■ **DATASET EXTRACT**:
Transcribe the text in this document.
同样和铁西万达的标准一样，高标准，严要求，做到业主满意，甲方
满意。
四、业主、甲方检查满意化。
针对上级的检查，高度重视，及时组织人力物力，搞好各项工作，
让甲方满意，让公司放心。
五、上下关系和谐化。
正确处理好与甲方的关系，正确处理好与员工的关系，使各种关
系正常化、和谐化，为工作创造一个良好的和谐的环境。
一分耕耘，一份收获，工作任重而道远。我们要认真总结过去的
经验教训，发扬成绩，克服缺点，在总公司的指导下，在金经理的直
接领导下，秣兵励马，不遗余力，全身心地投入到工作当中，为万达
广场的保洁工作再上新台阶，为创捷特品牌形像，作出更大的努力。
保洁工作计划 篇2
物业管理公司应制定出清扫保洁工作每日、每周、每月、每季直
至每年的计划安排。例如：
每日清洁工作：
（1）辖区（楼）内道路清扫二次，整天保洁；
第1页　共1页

■ **GIVEN REQUEST**: The records above must be output exactly, in full.

■ **RESPONSE**:
Transcribe the text in this document.
同样和铁西万达的标准一样，高标准，严要求，做到业主满意，甲方
满意。
四、业主、甲方检查满意化。
针对上级的检查，高度重视，及时组织人力物力，搞好各项工作，
让甲方满意，让公司放心。
五、上下关系和谐化。
正确处理好与甲方的关系，正确处理好与员工的关系，使各种关
系正常化、和谐化，为工作创造一个良好的和谐的环境。
一分耕耘，一份收获，工作任重而道远。我们要认真总结过去的
经验教训，发扬成绩，克服缺点，在总公司的指导下，在金经理的直
接领导下，秣兵励马，不遗余力，全身心地投入到工作当中，为万达
广场的保洁工作再上新台阶，为创捷特品牌形像，作出更大的努力。
保洁工作计划 篇2
物业管理公司应制定出清扫保洁工作每日、每周、每月、每季直
至每年的计划安排。例如：
每日清洁工作：
（1）辖区（楼）内道路清扫二次，整天保洁；
第1页　共1页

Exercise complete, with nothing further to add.